- _WORK TO COMPLETE_
Look through the records below and collect all lines that hold the string "Korean".

- _RECORDS PROVIDED_
__________

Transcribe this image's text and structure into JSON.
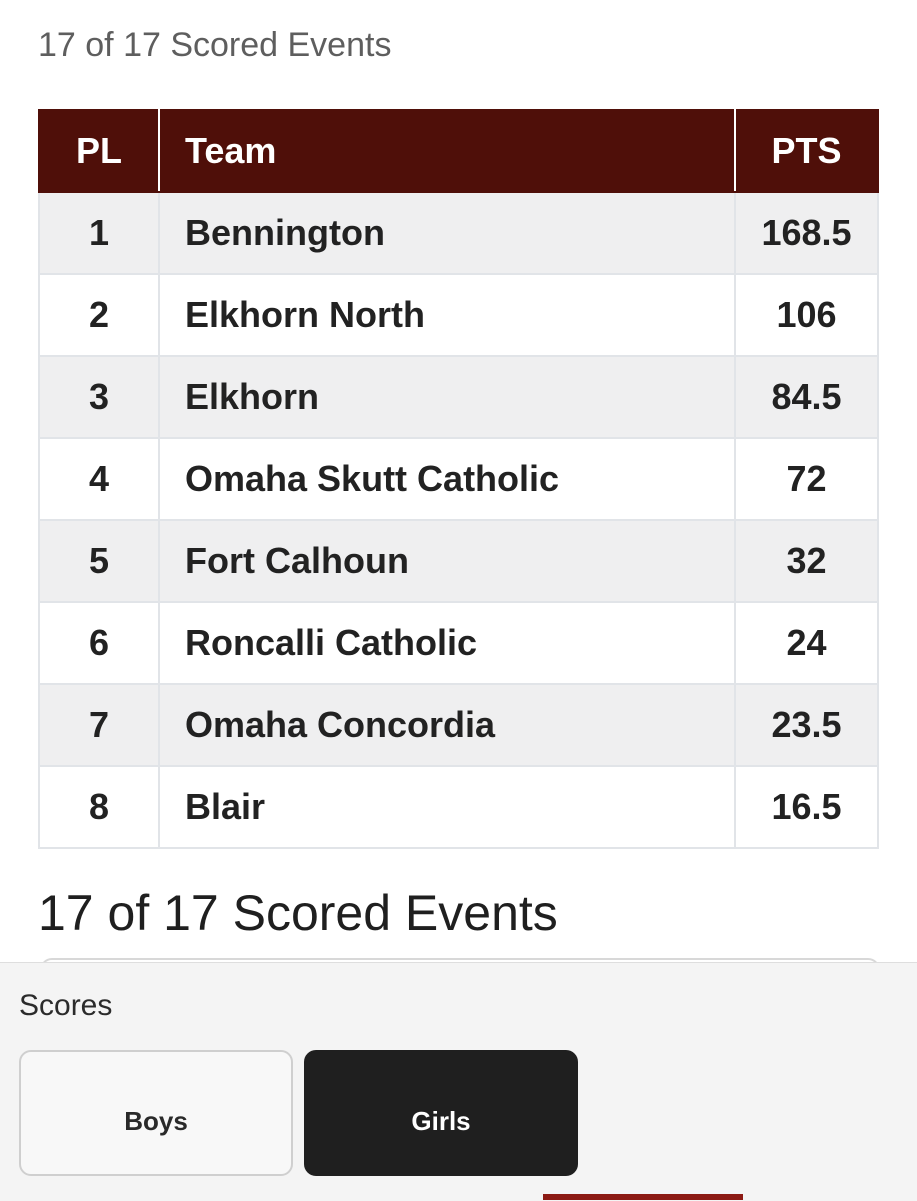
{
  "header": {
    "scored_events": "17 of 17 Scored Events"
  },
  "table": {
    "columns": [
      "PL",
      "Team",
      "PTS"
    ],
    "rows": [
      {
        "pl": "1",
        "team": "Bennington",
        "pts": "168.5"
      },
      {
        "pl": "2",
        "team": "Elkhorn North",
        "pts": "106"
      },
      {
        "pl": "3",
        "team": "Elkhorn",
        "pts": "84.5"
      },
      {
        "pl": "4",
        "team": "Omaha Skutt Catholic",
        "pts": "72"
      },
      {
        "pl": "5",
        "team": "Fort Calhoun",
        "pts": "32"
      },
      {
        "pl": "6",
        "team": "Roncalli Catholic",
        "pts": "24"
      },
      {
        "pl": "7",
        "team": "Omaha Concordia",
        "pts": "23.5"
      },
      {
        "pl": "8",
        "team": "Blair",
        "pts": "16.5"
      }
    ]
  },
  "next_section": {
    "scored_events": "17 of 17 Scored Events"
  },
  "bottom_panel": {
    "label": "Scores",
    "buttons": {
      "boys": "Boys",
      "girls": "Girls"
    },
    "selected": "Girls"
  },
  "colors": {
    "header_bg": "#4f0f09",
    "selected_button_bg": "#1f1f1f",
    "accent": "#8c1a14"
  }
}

__________

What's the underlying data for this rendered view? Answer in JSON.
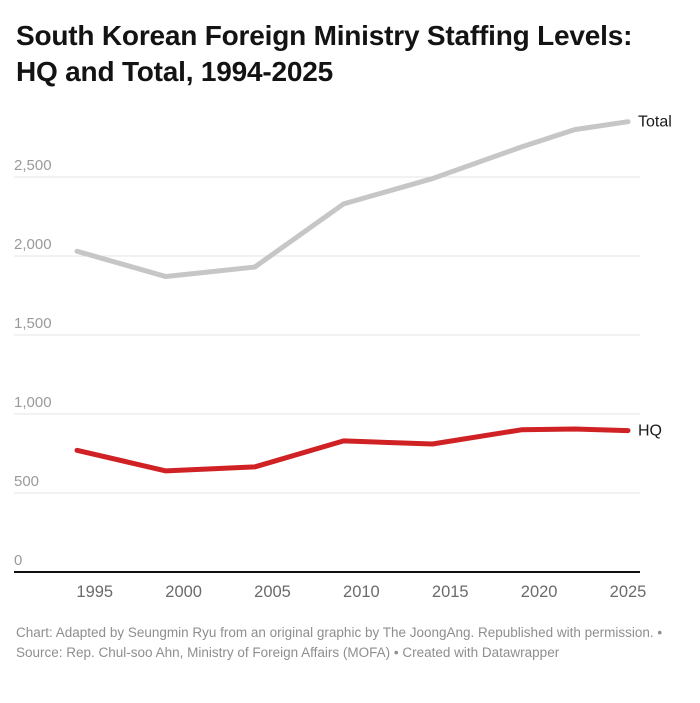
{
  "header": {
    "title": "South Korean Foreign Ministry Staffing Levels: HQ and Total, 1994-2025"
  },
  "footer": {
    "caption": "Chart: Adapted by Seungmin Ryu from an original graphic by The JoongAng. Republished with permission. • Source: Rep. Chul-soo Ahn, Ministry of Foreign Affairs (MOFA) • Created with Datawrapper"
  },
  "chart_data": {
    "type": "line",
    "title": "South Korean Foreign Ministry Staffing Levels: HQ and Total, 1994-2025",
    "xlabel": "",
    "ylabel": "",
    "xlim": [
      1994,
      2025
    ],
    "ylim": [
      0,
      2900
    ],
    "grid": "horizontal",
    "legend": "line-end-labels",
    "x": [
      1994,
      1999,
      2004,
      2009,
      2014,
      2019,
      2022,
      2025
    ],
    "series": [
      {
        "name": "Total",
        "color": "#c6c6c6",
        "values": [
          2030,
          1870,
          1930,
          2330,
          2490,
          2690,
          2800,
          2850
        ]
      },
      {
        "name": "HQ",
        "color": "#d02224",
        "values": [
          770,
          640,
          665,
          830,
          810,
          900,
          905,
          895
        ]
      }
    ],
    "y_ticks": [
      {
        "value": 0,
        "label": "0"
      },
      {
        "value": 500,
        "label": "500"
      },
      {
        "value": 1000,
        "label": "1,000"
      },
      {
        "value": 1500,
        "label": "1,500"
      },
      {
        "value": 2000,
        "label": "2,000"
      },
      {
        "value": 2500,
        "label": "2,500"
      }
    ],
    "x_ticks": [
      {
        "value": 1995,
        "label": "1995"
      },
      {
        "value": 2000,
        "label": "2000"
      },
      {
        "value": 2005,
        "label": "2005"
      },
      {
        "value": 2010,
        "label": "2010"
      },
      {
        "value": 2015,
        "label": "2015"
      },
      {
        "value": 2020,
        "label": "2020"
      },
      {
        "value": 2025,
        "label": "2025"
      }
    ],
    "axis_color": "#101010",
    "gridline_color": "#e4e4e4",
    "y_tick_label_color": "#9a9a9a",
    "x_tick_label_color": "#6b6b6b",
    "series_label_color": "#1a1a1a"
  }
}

__________

- _THE REPLY_
    "title": "South Korean Foreign Ministry Staffing Levels: HQ and Total, 1994-2025"
    "title": "South Korean Foreign Ministry Staffing Levels: HQ and Total, 1994-2025",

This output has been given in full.